• DIRECTION:
Return only the number of lines in the entries below that hold the word "structured".

--- GIVEN ENTRIES ---

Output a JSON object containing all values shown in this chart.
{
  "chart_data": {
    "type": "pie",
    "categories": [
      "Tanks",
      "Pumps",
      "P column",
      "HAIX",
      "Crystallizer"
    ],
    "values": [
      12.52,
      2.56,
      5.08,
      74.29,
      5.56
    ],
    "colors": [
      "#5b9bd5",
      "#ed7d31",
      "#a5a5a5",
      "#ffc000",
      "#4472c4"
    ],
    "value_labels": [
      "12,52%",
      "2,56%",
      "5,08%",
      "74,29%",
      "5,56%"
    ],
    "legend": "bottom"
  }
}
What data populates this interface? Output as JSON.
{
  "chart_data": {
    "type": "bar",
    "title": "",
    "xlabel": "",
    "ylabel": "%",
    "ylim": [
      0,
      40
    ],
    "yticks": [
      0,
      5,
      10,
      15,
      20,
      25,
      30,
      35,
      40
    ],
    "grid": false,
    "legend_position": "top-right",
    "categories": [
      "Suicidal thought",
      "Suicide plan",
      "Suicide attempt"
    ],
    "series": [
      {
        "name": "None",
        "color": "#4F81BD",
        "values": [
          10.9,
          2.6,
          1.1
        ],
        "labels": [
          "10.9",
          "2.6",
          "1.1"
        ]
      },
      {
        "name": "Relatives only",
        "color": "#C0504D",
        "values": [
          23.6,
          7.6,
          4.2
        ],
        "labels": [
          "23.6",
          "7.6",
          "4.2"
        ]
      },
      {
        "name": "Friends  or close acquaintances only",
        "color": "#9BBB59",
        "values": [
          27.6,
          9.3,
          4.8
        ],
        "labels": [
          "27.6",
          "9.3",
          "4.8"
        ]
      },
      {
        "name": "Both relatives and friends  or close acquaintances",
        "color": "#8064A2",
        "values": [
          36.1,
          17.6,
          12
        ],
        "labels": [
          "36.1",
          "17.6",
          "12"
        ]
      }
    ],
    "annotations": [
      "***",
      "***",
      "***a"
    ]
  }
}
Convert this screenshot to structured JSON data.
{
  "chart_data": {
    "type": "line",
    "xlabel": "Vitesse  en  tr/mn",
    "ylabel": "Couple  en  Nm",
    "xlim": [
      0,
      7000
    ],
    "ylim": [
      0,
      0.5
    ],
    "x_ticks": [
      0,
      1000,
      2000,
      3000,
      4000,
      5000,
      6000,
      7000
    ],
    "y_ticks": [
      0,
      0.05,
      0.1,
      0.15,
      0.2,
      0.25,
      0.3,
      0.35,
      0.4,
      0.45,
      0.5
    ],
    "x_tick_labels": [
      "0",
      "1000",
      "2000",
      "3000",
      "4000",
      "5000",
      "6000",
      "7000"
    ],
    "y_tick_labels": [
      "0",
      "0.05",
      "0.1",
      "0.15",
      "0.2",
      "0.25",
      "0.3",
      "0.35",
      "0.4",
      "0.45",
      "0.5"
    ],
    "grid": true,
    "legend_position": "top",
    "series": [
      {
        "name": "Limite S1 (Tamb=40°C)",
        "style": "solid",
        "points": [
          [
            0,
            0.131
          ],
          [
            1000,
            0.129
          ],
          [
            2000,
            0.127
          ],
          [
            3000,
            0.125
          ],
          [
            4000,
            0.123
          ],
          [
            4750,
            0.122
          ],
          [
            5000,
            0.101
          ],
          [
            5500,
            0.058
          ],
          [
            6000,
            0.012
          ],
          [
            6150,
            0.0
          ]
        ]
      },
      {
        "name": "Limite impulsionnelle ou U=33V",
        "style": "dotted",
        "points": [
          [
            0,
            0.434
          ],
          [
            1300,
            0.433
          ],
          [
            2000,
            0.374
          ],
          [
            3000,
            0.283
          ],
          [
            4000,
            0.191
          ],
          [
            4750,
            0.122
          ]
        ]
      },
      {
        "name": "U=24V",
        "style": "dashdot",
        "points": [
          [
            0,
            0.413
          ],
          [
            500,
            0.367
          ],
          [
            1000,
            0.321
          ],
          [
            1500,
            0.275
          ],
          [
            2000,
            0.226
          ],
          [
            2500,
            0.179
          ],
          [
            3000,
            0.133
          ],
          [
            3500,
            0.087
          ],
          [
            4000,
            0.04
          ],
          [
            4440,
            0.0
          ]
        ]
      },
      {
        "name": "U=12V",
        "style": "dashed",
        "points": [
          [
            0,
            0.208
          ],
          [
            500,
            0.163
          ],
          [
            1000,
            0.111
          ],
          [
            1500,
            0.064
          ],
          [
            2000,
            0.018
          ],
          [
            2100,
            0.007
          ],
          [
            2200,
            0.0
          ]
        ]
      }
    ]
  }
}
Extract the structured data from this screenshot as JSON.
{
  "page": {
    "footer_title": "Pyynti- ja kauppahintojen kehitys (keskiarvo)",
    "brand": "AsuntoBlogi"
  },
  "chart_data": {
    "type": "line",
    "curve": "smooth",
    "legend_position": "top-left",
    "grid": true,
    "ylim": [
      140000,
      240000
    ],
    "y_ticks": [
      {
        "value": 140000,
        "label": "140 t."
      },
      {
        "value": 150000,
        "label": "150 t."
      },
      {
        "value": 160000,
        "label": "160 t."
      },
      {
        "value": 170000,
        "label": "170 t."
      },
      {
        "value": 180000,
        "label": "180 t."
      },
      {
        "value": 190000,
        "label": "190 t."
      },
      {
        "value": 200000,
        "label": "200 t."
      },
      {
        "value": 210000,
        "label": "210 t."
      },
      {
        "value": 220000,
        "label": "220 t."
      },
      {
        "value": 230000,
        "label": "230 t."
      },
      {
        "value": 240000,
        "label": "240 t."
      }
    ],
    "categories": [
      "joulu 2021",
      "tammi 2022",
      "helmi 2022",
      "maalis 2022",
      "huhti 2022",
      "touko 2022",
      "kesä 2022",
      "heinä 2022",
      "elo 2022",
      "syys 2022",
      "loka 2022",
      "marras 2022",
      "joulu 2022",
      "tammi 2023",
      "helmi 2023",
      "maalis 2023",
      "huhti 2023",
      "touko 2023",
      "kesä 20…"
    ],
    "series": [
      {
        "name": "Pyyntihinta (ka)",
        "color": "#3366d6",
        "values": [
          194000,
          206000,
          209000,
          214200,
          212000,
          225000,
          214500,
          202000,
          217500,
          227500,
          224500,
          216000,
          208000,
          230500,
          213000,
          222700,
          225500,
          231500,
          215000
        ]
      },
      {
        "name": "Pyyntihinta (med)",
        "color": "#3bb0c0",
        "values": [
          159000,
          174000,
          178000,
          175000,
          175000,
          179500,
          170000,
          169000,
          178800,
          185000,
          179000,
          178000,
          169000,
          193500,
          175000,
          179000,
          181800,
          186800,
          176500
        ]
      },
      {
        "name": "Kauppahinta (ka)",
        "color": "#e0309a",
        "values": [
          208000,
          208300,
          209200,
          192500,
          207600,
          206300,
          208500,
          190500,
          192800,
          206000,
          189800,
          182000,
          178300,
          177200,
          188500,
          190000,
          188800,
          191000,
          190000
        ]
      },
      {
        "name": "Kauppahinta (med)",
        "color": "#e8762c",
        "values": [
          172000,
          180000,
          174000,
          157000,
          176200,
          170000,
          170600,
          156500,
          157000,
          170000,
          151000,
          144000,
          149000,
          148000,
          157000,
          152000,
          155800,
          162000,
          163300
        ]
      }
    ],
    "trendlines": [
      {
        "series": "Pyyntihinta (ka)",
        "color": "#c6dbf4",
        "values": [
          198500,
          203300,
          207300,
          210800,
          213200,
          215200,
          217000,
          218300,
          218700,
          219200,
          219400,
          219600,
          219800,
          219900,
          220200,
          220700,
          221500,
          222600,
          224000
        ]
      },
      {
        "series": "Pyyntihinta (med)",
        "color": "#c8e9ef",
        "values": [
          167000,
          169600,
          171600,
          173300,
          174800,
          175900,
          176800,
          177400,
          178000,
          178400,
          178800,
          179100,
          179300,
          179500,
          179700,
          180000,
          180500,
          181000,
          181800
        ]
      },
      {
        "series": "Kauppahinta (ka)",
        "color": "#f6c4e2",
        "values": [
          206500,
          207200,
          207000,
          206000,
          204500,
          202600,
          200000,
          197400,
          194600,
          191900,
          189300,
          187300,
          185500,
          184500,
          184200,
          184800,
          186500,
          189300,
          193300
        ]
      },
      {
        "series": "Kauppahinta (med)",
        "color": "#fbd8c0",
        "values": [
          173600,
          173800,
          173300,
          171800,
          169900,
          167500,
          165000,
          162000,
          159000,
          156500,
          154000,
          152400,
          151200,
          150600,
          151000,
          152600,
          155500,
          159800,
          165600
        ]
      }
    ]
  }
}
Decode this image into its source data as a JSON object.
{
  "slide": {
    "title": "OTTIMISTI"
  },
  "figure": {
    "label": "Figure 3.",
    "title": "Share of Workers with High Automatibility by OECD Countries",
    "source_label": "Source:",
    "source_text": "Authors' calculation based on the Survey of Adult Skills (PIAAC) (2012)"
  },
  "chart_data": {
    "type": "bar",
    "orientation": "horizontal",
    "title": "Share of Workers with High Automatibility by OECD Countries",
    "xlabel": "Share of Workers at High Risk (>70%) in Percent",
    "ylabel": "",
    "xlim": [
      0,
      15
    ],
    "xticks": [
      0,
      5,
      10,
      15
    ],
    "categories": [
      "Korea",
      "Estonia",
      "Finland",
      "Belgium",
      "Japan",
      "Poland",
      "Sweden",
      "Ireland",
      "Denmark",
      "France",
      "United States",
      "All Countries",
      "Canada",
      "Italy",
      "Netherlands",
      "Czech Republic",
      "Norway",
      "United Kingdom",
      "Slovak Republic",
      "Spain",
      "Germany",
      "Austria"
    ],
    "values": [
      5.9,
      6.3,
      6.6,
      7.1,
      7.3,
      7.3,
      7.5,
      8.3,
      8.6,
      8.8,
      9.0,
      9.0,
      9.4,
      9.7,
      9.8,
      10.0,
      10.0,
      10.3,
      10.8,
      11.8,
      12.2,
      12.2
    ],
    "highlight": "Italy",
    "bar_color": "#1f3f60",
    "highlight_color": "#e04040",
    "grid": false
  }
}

---

• ANSWER FOR THE TASK:
2